*REQUIRED WORK*. Reproduce the entries from the start through the line containing "terminal-icon[interactable]: >_ —", both ends included, and nothing else.

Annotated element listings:
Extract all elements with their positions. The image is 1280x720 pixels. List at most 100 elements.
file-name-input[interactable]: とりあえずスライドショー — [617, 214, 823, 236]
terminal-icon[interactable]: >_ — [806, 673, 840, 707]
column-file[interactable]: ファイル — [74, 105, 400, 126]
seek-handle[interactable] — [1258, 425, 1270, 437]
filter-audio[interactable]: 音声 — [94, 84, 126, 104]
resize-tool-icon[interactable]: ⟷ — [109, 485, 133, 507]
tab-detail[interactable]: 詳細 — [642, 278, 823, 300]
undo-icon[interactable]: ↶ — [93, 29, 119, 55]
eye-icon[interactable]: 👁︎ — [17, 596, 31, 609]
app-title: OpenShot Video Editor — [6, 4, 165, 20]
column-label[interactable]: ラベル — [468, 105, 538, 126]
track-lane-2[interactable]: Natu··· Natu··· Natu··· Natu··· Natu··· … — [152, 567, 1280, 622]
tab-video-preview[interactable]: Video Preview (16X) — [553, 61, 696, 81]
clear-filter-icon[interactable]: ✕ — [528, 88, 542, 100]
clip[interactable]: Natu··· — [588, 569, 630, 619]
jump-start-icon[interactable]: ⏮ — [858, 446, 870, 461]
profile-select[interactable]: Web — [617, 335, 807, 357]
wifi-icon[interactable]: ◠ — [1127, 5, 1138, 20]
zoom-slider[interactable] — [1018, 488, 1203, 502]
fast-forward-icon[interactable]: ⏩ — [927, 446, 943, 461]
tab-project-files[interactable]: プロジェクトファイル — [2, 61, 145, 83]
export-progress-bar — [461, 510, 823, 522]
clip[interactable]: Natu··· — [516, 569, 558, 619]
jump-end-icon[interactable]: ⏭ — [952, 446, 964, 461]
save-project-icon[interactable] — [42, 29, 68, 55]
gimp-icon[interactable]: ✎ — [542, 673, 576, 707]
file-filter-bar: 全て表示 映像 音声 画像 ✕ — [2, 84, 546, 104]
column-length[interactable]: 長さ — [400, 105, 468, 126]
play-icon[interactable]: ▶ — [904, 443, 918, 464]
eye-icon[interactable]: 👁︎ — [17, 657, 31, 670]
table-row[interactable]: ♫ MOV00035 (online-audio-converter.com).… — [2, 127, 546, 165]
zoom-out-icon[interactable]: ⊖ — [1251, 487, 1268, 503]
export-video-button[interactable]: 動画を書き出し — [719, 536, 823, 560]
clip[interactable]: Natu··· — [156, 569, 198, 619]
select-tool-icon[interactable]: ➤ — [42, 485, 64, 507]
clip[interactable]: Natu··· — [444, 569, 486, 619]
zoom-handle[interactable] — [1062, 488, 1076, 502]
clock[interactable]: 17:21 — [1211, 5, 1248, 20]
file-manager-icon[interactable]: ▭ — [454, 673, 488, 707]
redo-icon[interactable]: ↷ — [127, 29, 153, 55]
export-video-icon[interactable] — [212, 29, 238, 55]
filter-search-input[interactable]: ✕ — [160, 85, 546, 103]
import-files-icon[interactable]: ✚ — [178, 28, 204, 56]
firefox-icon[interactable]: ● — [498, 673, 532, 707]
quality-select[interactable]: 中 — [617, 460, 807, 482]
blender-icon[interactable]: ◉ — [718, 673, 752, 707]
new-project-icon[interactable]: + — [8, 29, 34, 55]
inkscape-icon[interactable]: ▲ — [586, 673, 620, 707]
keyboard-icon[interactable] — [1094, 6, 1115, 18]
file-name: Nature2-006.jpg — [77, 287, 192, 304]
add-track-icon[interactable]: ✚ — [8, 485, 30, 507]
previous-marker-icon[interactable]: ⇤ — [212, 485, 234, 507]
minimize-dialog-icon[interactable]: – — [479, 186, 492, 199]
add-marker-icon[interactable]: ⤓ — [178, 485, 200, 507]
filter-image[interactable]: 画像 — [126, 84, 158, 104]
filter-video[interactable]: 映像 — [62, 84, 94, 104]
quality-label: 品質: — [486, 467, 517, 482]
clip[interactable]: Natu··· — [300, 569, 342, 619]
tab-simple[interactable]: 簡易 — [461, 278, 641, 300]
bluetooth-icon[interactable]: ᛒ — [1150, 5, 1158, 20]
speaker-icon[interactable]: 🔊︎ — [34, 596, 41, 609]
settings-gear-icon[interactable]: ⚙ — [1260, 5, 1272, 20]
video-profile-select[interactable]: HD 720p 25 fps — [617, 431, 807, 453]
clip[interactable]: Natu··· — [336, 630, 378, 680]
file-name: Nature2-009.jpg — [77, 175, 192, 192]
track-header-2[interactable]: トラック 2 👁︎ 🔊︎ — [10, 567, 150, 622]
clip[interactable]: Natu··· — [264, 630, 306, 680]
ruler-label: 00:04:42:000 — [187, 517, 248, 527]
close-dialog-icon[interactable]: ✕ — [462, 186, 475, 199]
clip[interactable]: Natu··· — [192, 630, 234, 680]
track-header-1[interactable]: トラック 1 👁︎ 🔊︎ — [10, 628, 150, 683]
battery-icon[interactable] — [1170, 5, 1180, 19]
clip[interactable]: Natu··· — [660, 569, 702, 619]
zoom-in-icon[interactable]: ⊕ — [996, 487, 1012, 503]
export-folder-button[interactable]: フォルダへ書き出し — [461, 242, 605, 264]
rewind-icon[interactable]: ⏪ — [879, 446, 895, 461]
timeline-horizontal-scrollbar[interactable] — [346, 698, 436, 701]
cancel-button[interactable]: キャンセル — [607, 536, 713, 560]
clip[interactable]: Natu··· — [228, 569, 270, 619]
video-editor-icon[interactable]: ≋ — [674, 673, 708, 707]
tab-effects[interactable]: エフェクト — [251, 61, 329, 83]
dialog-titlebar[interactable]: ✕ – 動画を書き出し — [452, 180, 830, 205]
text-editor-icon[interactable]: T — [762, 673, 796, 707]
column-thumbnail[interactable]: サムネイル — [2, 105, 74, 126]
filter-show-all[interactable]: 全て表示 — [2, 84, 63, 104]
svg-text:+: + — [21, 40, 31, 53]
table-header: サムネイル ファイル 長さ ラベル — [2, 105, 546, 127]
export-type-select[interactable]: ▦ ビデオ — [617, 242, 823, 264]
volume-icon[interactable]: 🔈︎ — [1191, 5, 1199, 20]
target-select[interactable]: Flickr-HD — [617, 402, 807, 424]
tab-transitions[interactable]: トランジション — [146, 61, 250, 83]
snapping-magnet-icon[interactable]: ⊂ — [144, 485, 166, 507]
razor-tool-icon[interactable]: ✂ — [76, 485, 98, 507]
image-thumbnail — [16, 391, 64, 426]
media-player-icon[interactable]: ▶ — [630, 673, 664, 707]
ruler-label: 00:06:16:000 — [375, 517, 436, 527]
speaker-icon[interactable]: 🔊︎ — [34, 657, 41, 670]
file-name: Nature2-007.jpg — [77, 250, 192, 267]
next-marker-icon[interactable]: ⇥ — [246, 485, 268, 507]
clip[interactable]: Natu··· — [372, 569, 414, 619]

*COMPLETED TASK*.
Extract all elements with their positions. The image is 1280x720 pixels. List at most 100 elements.
file-name-input[interactable]: とりあえずスライドショー — [617, 214, 823, 236]
terminal-icon[interactable]: >_ — [806, 673, 840, 707]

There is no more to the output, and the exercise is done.